* Do this
Write out each line in which the string "marker" is present.

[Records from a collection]
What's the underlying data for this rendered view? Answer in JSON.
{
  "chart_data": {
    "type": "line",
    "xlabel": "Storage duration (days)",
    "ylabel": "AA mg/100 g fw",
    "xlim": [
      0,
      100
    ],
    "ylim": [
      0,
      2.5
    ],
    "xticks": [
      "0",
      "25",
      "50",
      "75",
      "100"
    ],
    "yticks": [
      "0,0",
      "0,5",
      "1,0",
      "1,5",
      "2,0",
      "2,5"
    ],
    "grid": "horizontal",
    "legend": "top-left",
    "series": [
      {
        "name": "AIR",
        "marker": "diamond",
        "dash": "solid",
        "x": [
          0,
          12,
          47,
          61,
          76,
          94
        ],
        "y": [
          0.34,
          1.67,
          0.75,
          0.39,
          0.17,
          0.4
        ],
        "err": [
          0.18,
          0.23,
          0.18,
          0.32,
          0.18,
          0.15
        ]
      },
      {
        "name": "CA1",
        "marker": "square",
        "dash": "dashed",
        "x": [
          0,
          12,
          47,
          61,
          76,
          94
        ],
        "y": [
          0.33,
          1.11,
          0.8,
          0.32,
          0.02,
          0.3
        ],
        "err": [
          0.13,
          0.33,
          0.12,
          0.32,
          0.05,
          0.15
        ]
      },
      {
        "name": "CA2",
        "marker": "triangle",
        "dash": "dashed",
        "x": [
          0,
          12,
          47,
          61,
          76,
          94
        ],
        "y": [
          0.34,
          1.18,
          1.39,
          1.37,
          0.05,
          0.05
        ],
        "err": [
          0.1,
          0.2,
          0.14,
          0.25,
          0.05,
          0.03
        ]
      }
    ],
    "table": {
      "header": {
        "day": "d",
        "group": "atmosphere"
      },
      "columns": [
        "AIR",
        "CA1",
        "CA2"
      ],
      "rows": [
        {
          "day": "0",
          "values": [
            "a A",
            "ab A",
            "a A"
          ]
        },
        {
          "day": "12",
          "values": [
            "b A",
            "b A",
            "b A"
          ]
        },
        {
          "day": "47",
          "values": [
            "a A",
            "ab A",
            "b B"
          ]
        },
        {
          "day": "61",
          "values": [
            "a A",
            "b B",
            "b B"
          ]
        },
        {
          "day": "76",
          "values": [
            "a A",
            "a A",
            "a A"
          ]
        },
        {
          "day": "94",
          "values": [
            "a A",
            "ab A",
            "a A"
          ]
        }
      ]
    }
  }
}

* Final result
        "marker": "diamond",
        "marker": "square",
        "marker": "triangle",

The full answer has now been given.